Task details:
Copy out the records in full, word for word, without pictures.

Working data:
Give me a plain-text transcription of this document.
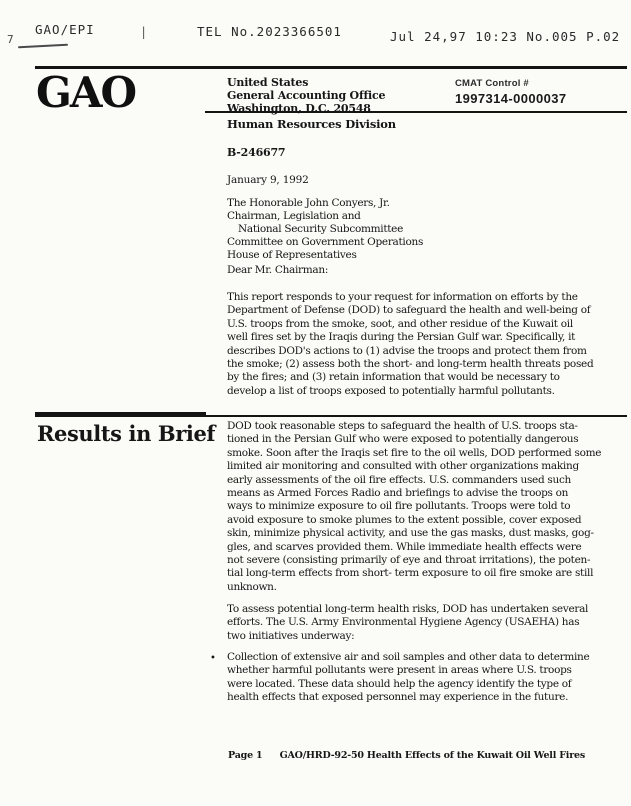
GAO/EPI	TEL No.2023366501	Jul 24,97 10:23 No.005 P.02
7
|
GAO	United States
General Accounting Office
Washington, D.C. 20548
CMAT Control #
1997314-0000037
Human Resources Division
B-246677
January 9, 1992
The Honorable John Conyers, Jr.
Chairman, Legislation and
National Security Subcommittee
Committee on Government Operations
House of Representatives
Dear Mr. Chairman:
This report responds to your request for information on efforts by the
Department of Defense (DOD) to safeguard the health and well-being of
U.S. troops from the smoke, soot, and other residue of the Kuwait oil
well fires set by the Iraqis during the Persian Gulf war. Specifically, it
describes DOD's actions to (1) advise the troops and protect them from
the smoke; (2) assess both the short- and long-term health threats posed
by the fires; and (3) retain information that would be necessary to
develop a list of troops exposed to potentially harmful pollutants.
Results in Brief DOD took reasonable steps to safeguard the health of U.S. troops sta-
tioned in the Persian Gulf who were exposed to potentially dangerous
smoke. Soon after the Iraqis set fire to the oil wells, DOD performed some
limited air monitoring and consulted with other organizations making
early assessments of the oil fire effects. U.S. commanders used such
means as Armed Forces Radio and briefings to advise the troops on
ways to minimize exposure to oil fire pollutants. Troops were told to
avoid exposure to smoke plumes to the extent possible, cover exposed
skin, minimize physical activity, and use the gas masks, dust masks, gog-
gles, and scarves provided them. While immediate health effects were
not severe (consisting primarily of eye and throat irritations), the poten-
tial long-term effects from short- term exposure to oil fire smoke are still
unknown.
To assess potential long-term health risks, DOD has undertaken several
efforts. The U.S. Army Environmental Hygiene Agency (USAEHA) has
two initiatives underway:
• Collection of extensive air and soil samples and other data to determine
whether harmful pollutants were present in areas where U.S. troops
were located. These data should help the agency identify the type of
health effects that exposed personnel may experience in the future.
Page 1 GAO/HRD-92-50 Health Effects of the Kuwait Oil Well Fires
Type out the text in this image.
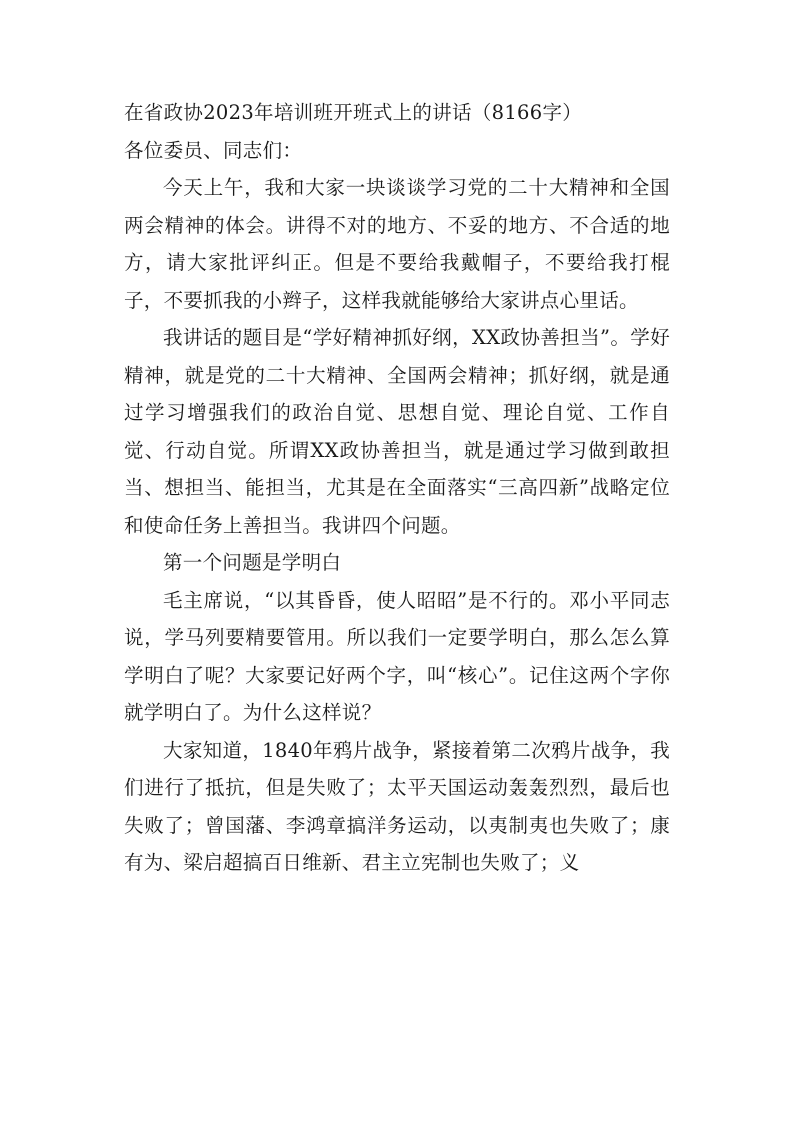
在省政协2023年培训班开班式上的讲话（8166字）

各位委员、同志们：

今天上午，我和大家一块谈谈学习党的二十大精神和全国两会精神的体会。讲得不对的地方、不妥的地方、不合适的地方，请大家批评纠正。但是不要给我戴帽子，不要给我打棍子，不要抓我的小辫子，这样我就能够给大家讲点心里话。

我讲话的题目是“学好精神抓好纲，XX政协善担当”。学好精神，就是党的二十大精神、全国两会精神；抓好纲，就是通过学习增强我们的政治自觉、思想自觉、理论自觉、工作自觉、行动自觉。所谓XX政协善担当，就是通过学习做到敢担当、想担当、能担当，尤其是在全面落实“三高四新”战略定位和使命任务上善担当。我讲四个问题。

第一个问题是学明白

毛主席说，“以其昏昏，使人昭昭”是不行的。邓小平同志说，学马列要精要管用。所以我们一定要学明白，那么怎么算学明白了呢？大家要记好两个字，叫“核心”。记住这两个字你就学明白了。为什么这样说？

大家知道，1840年鸦片战争，紧接着第二次鸦片战争，我们进行了抵抗，但是失败了；太平天国运动轰轰烈烈，最后也失败了；曾国藩、李鸿章搞洋务运动，以夷制夷也失败了；康有为、梁启超搞百日维新、君主立宪制也失败了；义
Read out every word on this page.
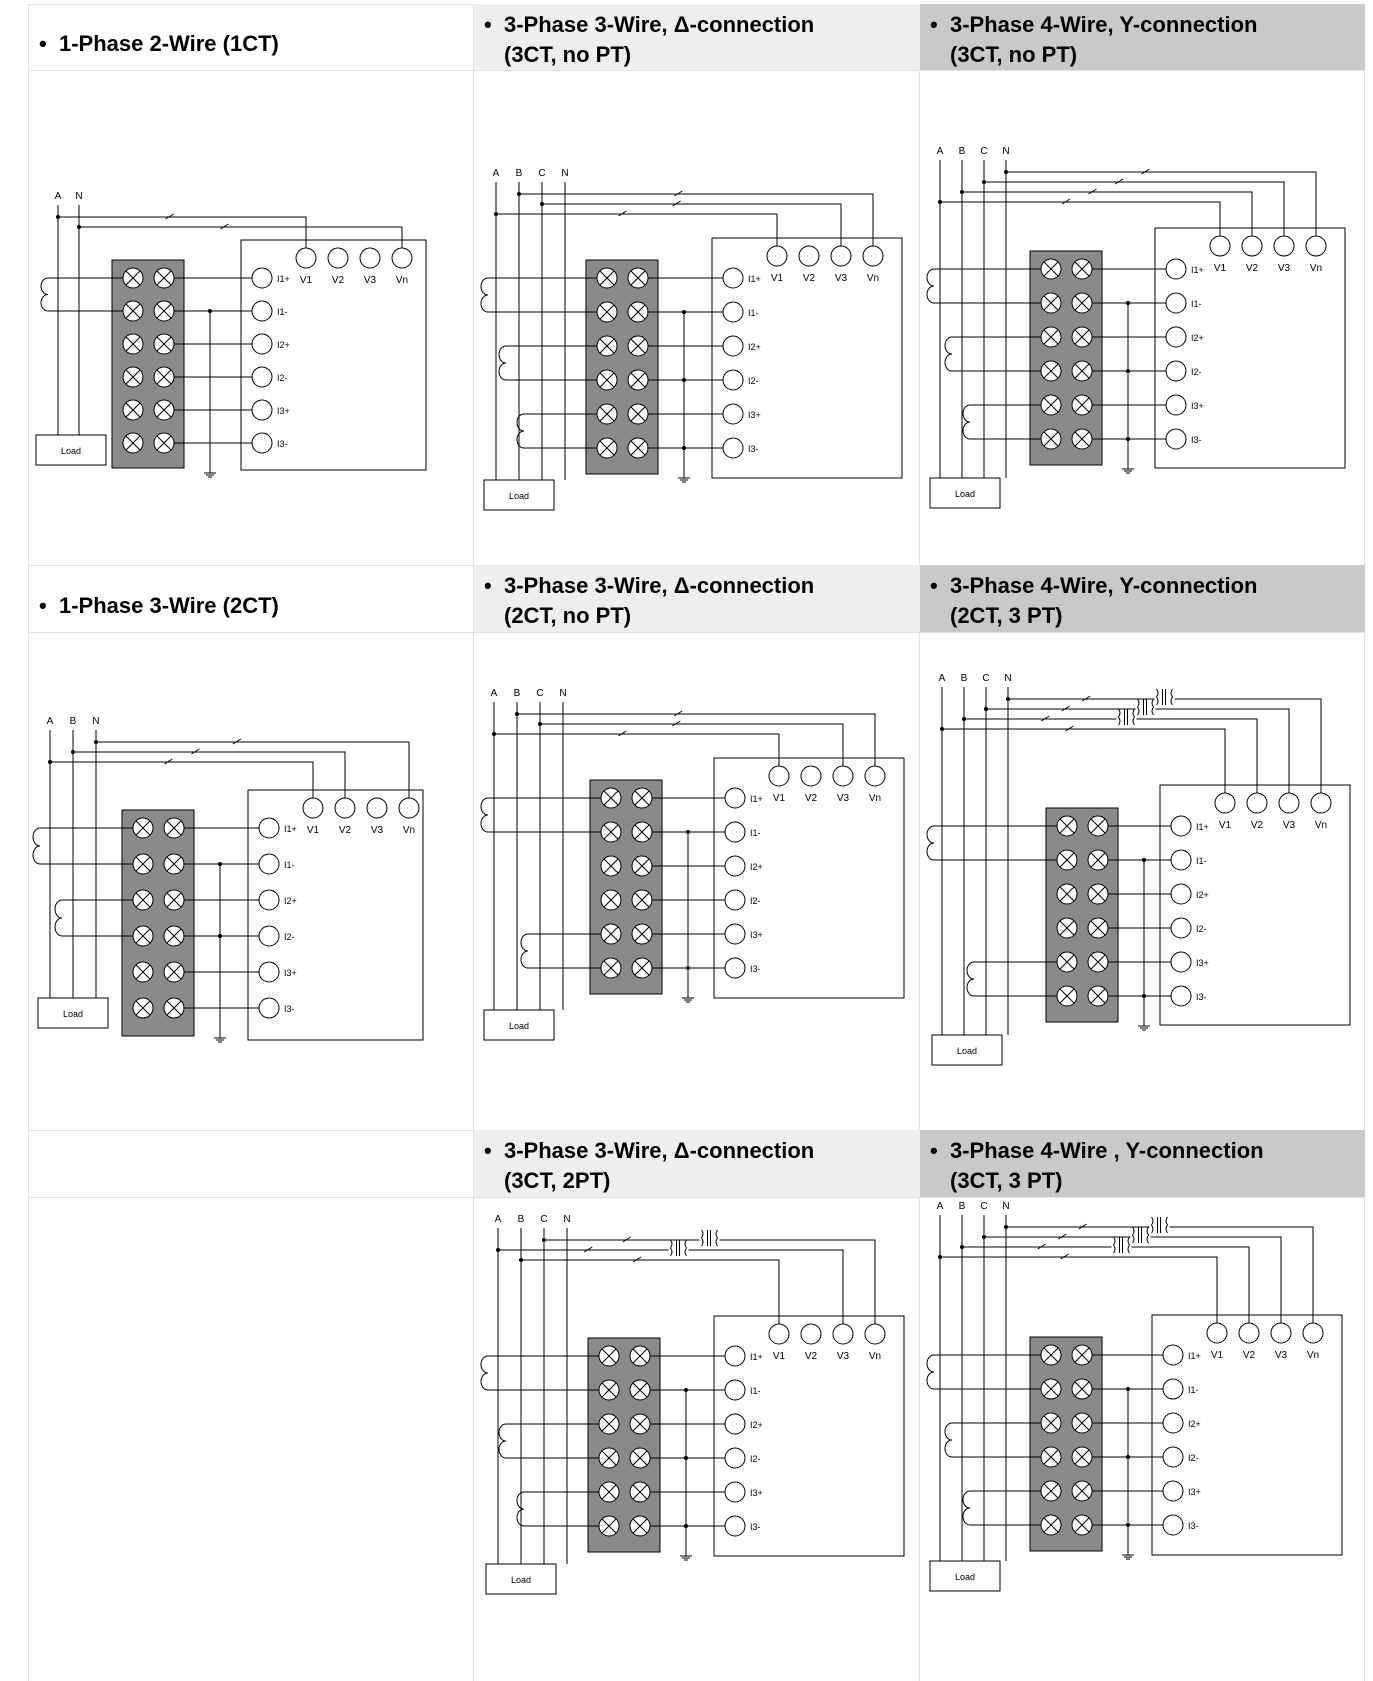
• 1-Phase 2-Wire (1CT)
• 3-Phase 3-Wire, Δ-connection
(3CT, no PT)
• 3-Phase 4-Wire, Y-connection
(3CT, no PT)
• 1-Phase 3-Wire (2CT)
• 3-Phase 3-Wire, Δ-connection
(2CT, no PT)
• 3-Phase 4-Wire, Y-connection
(2CT, 3 PT)
• 3-Phase 3-Wire, Δ-connection
(3CT, 2PT)
• 3-Phase 4-Wire , Y-connection
(3CT, 3 PT)
A N
V1 V2 V3 Vn
I1+
I1-
I2+
I2-
I3+
I3-
Load
A B C N
V1 V2 V3 Vn
I1+
I1-
I2+
I2-
I3+
I3-
Load
A B C N
V1 V2 V3 Vn
I1+
I1-
I2+
I2-
I3+
I3-
Load
A B N
V1 V2 V3 Vn
I1+
I1-
I2+
I2-
I3+
I3-
Load
A B C N
V1 V2 V3 Vn
I1+
I1-
I2+
I2-
I3+
I3-
Load
A B C N
V1 V2 V3 Vn
I1+
I1-
I2+
I2-
I3+
I3-
Load
A B C N
V1 V2 V3 Vn
I1+
I1-
I2+
I2-
I3+
I3-
Load
A B C N
V1 V2 V3 Vn
I1+
I1-
I2+
I2-
I3+
I3-
Load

Problem solution:
Give me a plain-text transcription of this document.
GAO/EPI	TEL No.2023366501	Jul 24,97 10:23 No.005 P.02
7
|
GAO	United States
General Accounting Office
Washington, D.C. 20548
CMAT Control #
1997314-0000037
Human Resources Division
B-246677
January 9, 1992
The Honorable John Conyers, Jr.
Chairman, Legislation and
National Security Subcommittee
Committee on Government Operations
House of Representatives
Dear Mr. Chairman:
This report responds to your request for information on efforts by the
Department of Defense (DOD) to safeguard the health and well-being of
U.S. troops from the smoke, soot, and other residue of the Kuwait oil
well fires set by the Iraqis during the Persian Gulf war. Specifically, it
describes DOD's actions to (1) advise the troops and protect them from
the smoke; (2) assess both the short- and long-term health threats posed
by the fires; and (3) retain information that would be necessary to
develop a list of troops exposed to potentially harmful pollutants.
Results in Brief DOD took reasonable steps to safeguard the health of U.S. troops sta-
tioned in the Persian Gulf who were exposed to potentially dangerous
smoke. Soon after the Iraqis set fire to the oil wells, DOD performed some
limited air monitoring and consulted with other organizations making
early assessments of the oil fire effects. U.S. commanders used such
means as Armed Forces Radio and briefings to advise the troops on
ways to minimize exposure to oil fire pollutants. Troops were told to
avoid exposure to smoke plumes to the extent possible, cover exposed
skin, minimize physical activity, and use the gas masks, dust masks, gog-
gles, and scarves provided them. While immediate health effects were
not severe (consisting primarily of eye and throat irritations), the poten-
tial long-term effects from short- term exposure to oil fire smoke are still
unknown.
To assess potential long-term health risks, DOD has undertaken several
efforts. The U.S. Army Environmental Hygiene Agency (USAEHA) has
two initiatives underway:
• Collection of extensive air and soil samples and other data to determine
whether harmful pollutants were present in areas where U.S. troops
were located. These data should help the agency identify the type of
health effects that exposed personnel may experience in the future.
Page 1 GAO/HRD-92-50 Health Effects of the Kuwait Oil Well Fires
Type out the text in this image.
在省政协2023年培训班开班式上的讲话（8166字）

各位委员、同志们：

今天上午，我和大家一块谈谈学习党的二十大精神和全国两会精神的体会。讲得不对的地方、不妥的地方、不合适的地方，请大家批评纠正。但是不要给我戴帽子，不要给我打棍子，不要抓我的小辫子，这样我就能够给大家讲点心里话。

我讲话的题目是“学好精神抓好纲，XX政协善担当”。学好精神，就是党的二十大精神、全国两会精神；抓好纲，就是通过学习增强我们的政治自觉、思想自觉、理论自觉、工作自觉、行动自觉。所谓XX政协善担当，就是通过学习做到敢担当、想担当、能担当，尤其是在全面落实“三高四新”战略定位和使命任务上善担当。我讲四个问题。

第一个问题是学明白

毛主席说，“以其昏昏，使人昭昭”是不行的。邓小平同志说，学马列要精要管用。所以我们一定要学明白，那么怎么算学明白了呢？大家要记好两个字，叫“核心”。记住这两个字你就学明白了。为什么这样说？

大家知道，1840年鸦片战争，紧接着第二次鸦片战争，我们进行了抵抗，但是失败了；太平天国运动轰轰烈烈，最后也失败了；曾国藩、李鸿章搞洋务运动，以夷制夷也失败了；康有为、梁启超搞百日维新、君主立宪制也失败了；义
Read out every word on this page.
• 1-Phase 2-Wire (1CT)
• 3-Phase 3-Wire, Δ-connection
(3CT, no PT)
• 3-Phase 4-Wire, Y-connection
(3CT, no PT)
• 1-Phase 3-Wire (2CT)
• 3-Phase 3-Wire, Δ-connection
(2CT, no PT)
• 3-Phase 4-Wire, Y-connection
(2CT, 3 PT)
• 3-Phase 3-Wire, Δ-connection
(3CT, 2PT)
• 3-Phase 4-Wire , Y-connection
(3CT, 3 PT)
A N
V1 V2 V3 Vn
I1+
I1-
I2+
I2-
I3+
I3-
Load
A B C N
V1 V2 V3 Vn
I1+
I1-
I2+
I2-
I3+
I3-
Load
A B C N
V1 V2 V3 Vn
I1+
I1-
I2+
I2-
I3+
I3-
Load
A B N
V1 V2 V3 Vn
I1+
I1-
I2+
I2-
I3+
I3-
Load
A B C N
V1 V2 V3 Vn
I1+
I1-
I2+
I2-
I3+
I3-
Load
A B C N
V1 V2 V3 Vn
I1+
I1-
I2+
I2-
I3+
I3-
Load
A B C N
V1 V2 V3 Vn
I1+
I1-
I2+
I2-
I3+
I3-
Load
A B C N
V1 V2 V3 Vn
I1+
I1-
I2+
I2-
I3+
I3-
Load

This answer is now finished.